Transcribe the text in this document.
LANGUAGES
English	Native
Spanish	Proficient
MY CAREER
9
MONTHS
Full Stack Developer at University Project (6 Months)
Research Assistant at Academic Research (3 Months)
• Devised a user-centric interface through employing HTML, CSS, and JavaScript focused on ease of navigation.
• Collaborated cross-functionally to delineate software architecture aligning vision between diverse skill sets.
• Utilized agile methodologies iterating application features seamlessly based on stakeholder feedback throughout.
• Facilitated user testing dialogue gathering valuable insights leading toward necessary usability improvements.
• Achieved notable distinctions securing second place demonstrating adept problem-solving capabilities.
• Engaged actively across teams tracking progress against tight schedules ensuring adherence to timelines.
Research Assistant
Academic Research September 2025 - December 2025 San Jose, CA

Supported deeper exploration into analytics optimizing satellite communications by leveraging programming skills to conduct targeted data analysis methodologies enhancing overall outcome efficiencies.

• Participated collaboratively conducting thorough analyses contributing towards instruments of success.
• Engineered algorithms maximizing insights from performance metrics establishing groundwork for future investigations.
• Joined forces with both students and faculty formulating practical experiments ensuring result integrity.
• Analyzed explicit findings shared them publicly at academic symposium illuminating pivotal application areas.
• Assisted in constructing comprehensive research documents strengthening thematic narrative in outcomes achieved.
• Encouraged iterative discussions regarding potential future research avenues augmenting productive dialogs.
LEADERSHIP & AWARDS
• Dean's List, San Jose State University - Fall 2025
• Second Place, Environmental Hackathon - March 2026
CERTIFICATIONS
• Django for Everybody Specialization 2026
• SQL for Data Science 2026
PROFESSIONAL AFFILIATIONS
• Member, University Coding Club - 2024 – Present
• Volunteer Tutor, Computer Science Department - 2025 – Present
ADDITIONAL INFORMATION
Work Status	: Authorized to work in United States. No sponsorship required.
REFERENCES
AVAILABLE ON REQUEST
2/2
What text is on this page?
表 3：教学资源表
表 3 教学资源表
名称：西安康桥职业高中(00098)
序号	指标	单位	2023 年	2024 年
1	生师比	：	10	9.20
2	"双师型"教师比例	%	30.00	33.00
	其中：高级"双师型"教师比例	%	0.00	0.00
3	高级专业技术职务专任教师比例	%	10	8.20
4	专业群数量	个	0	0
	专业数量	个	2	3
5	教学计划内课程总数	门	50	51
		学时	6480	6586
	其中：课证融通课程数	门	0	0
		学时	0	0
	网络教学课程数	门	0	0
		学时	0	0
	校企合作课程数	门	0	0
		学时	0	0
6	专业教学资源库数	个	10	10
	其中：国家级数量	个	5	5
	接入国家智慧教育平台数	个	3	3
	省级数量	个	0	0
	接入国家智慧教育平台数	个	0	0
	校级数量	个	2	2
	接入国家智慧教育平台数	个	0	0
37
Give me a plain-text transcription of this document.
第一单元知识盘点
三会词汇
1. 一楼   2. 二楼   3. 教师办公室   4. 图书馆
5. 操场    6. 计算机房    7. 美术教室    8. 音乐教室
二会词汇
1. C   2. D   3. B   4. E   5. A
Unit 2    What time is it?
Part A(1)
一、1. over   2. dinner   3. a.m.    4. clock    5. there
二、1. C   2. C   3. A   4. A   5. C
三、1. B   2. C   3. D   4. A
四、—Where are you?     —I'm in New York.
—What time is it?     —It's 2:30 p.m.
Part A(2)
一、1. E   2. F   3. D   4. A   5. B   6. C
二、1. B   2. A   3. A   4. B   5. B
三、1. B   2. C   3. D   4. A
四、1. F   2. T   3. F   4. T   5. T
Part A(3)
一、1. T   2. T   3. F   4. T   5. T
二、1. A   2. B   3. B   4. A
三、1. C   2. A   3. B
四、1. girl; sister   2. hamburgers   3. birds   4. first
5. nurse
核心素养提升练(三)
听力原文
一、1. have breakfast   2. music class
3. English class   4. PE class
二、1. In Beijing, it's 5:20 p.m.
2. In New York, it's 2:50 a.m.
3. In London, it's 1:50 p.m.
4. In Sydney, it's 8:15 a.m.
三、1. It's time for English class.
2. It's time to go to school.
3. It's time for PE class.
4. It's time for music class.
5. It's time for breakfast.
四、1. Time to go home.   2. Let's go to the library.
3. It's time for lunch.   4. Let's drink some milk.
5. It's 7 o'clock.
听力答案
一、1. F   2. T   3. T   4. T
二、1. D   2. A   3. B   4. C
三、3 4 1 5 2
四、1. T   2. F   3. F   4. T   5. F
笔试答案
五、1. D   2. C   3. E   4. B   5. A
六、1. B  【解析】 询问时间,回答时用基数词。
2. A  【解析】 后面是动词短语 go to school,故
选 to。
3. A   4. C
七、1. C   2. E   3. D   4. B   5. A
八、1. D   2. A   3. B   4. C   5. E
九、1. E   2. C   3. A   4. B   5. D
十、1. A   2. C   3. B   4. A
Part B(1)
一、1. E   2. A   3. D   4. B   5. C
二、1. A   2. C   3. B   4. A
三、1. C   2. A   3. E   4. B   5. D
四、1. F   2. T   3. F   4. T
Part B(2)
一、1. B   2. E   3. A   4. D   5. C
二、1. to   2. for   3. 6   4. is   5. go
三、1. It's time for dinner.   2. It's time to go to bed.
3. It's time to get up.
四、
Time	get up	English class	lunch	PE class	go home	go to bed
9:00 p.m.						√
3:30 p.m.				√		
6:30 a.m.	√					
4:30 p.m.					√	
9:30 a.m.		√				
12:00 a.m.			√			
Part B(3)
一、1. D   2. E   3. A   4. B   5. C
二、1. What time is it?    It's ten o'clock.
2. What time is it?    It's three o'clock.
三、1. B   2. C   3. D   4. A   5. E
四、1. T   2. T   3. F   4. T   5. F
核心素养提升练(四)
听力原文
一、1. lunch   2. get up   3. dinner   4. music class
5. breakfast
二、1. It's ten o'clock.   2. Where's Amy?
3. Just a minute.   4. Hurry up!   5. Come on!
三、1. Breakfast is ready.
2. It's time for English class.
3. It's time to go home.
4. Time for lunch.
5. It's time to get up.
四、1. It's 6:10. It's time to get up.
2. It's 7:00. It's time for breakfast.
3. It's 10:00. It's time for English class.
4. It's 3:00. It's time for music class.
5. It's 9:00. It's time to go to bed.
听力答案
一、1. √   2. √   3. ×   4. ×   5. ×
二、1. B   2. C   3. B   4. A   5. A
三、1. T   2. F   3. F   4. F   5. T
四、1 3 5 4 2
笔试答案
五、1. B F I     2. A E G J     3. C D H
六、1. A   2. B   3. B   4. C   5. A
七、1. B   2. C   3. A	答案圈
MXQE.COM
·····
§ Short problem: Search the entries for the word "school" and pick out every line that holds it.

§ Correct answer:
2. It's time to go to school.
2. A  【解析】 后面是动词短语 go to school,故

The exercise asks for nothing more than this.